▸ REQUIREMENTS
Report only the number of lines holding "novembre".

▸ RECORD LIST
----------------------------------------

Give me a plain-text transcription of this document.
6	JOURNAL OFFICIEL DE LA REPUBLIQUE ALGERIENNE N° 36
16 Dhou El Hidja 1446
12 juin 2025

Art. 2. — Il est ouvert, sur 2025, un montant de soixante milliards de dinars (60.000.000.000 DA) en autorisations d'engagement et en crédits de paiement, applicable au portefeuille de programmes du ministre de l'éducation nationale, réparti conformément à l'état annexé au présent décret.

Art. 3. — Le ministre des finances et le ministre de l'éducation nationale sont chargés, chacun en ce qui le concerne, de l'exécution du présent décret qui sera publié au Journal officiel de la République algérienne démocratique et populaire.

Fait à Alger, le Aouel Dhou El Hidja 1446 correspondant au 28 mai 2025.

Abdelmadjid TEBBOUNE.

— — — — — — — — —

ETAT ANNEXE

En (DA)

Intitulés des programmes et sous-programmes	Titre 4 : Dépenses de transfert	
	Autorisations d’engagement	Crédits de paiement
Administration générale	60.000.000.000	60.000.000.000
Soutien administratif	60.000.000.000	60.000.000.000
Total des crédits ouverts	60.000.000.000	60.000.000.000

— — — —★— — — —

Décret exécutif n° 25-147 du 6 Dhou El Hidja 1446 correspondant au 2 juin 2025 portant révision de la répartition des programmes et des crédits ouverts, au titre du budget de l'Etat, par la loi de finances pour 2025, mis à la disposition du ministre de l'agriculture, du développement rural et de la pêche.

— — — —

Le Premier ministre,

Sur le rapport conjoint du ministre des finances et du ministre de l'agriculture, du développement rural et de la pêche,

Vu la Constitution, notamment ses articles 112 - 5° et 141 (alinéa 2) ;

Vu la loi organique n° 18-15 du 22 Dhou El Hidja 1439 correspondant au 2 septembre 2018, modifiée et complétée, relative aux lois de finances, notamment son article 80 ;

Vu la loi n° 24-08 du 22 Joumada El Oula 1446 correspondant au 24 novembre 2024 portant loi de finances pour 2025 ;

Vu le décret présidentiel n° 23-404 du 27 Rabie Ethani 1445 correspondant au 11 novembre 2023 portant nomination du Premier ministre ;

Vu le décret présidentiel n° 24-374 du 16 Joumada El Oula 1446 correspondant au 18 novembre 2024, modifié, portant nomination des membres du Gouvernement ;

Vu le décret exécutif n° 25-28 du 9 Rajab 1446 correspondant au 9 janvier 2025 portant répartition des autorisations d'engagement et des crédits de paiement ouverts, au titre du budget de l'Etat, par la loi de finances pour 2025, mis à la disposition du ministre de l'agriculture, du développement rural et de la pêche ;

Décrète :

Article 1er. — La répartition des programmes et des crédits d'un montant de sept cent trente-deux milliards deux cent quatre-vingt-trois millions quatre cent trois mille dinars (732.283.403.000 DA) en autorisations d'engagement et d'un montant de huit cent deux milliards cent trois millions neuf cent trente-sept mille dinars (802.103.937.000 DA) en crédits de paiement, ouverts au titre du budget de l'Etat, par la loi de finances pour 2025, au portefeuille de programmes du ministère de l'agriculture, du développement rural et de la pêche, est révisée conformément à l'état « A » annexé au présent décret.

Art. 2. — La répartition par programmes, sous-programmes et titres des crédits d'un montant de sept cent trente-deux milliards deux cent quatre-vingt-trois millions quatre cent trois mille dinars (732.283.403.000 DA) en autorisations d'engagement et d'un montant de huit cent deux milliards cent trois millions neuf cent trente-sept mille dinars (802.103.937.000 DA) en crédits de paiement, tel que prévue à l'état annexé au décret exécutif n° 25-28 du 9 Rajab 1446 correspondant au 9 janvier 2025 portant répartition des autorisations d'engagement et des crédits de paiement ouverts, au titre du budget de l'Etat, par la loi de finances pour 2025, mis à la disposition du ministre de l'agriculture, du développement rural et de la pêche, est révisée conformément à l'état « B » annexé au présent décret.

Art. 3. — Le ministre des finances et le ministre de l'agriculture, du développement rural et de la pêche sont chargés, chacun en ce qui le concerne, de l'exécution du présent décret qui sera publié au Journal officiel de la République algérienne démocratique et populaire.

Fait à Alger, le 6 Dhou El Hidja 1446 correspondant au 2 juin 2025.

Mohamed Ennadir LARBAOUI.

----------------------------------------

▸ SOLVED EXERCISE
3